▶ _PROBLEM TO SOLVE_: Pictures appear in the records below; write out everything else exactly.

▶ _RECORD LIST_:
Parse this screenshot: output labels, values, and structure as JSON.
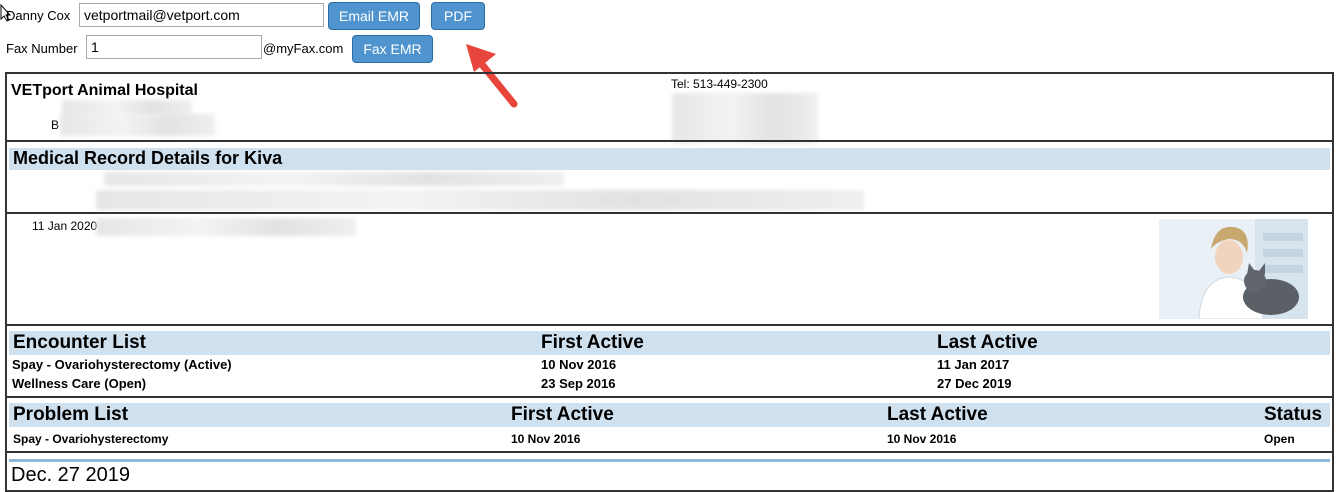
{
  "toolbar": {
    "client_name": "Danny Cox",
    "email_value": "vetportmail@vetport.com",
    "email_button": "Email EMR",
    "pdf_button": "PDF",
    "fax_label": "Fax Number",
    "fax_value": "1",
    "fax_domain": "@myFax.com",
    "fax_button": "Fax EMR"
  },
  "hospital": {
    "name": "VETport Animal Hospital",
    "address_prefix": "B",
    "tel": "Tel: 513-449-2300"
  },
  "record": {
    "title": "Medical Record Details for  Kiva",
    "client_line_visible": "Client Name: Cox (601) | 5134041507 | 1133 Hill Rd | Mason | Texas 45153"
  },
  "note": {
    "date": "11 Jan 2020"
  },
  "encounters": {
    "title": "Encounter List",
    "col_first": "First Active",
    "col_last": "Last Active",
    "rows": [
      {
        "name": "Spay - Ovariohysterectomy  (Active)",
        "first": "10 Nov 2016",
        "last": "11 Jan 2017"
      },
      {
        "name": "Wellness Care  (Open)",
        "first": "23 Sep 2016",
        "last": "27 Dec 2019"
      }
    ]
  },
  "problems": {
    "title": "Problem List",
    "col_first": "First Active",
    "col_last": "Last Active",
    "col_status": "Status",
    "rows": [
      {
        "name": "Spay - Ovariohysterectomy",
        "first": "10 Nov 2016",
        "last": "10 Nov 2016",
        "status": "Open"
      }
    ]
  },
  "footer": {
    "date": "Dec. 27 2019"
  },
  "colors": {
    "button": "#4f93cf",
    "band": "#cfe0ef",
    "arrow": "#e8453c"
  }
}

▶ _OUTPUT BELOW_:
Parse this screenshot: output labels, values, and structure as JSON.
{
  "toolbar": {
    "client_name": "Danny Cox",
    "email_value": "vetportmail@vetport.com",
    "email_button": "Email EMR",
    "pdf_button": "PDF",
    "fax_label": "Fax Number",
    "fax_value": "1",
    "fax_domain": "@myFax.com",
    "fax_button": "Fax EMR"
  },
  "hospital": {
    "name": "VETport Animal Hospital",
    "address_prefix": "B",
    "tel": "Tel: 513-449-2300"
  },
  "record": {
    "title": "Medical Record Details for  Kiva",
    "client_line_visible": "Client Name: Cox (601) | 5134041507 | 1133 Hill Rd | Mason | Texas 45153"
  },
  "note": {
    "date": "11 Jan 2020"
  },
  "encounters": {
    "title": "Encounter List",
    "col_first": "First Active",
    "col_last": "Last Active",
    "rows": [
      {
        "name": "Spay - Ovariohysterectomy  (Active)",
        "first": "10 Nov 2016",
        "last": "11 Jan 2017"
      },
      {
        "name": "Wellness Care  (Open)",
        "first": "23 Sep 2016",
        "last": "27 Dec 2019"
      }
    ]
  },
  "problems": {
    "title": "Problem List",
    "col_first": "First Active",
    "col_last": "Last Active",
    "col_status": "Status",
    "rows": [
      {
        "name": "Spay - Ovariohysterectomy",
        "first": "10 Nov 2016",
        "last": "10 Nov 2016",
        "status": "Open"
      }
    ]
  },
  "footer": {
    "date": "Dec. 27 2019"
  },
  "colors": {
    "button": "#4f93cf",
    "band": "#cfe0ef",
    "arrow": "#e8453c"
  }
}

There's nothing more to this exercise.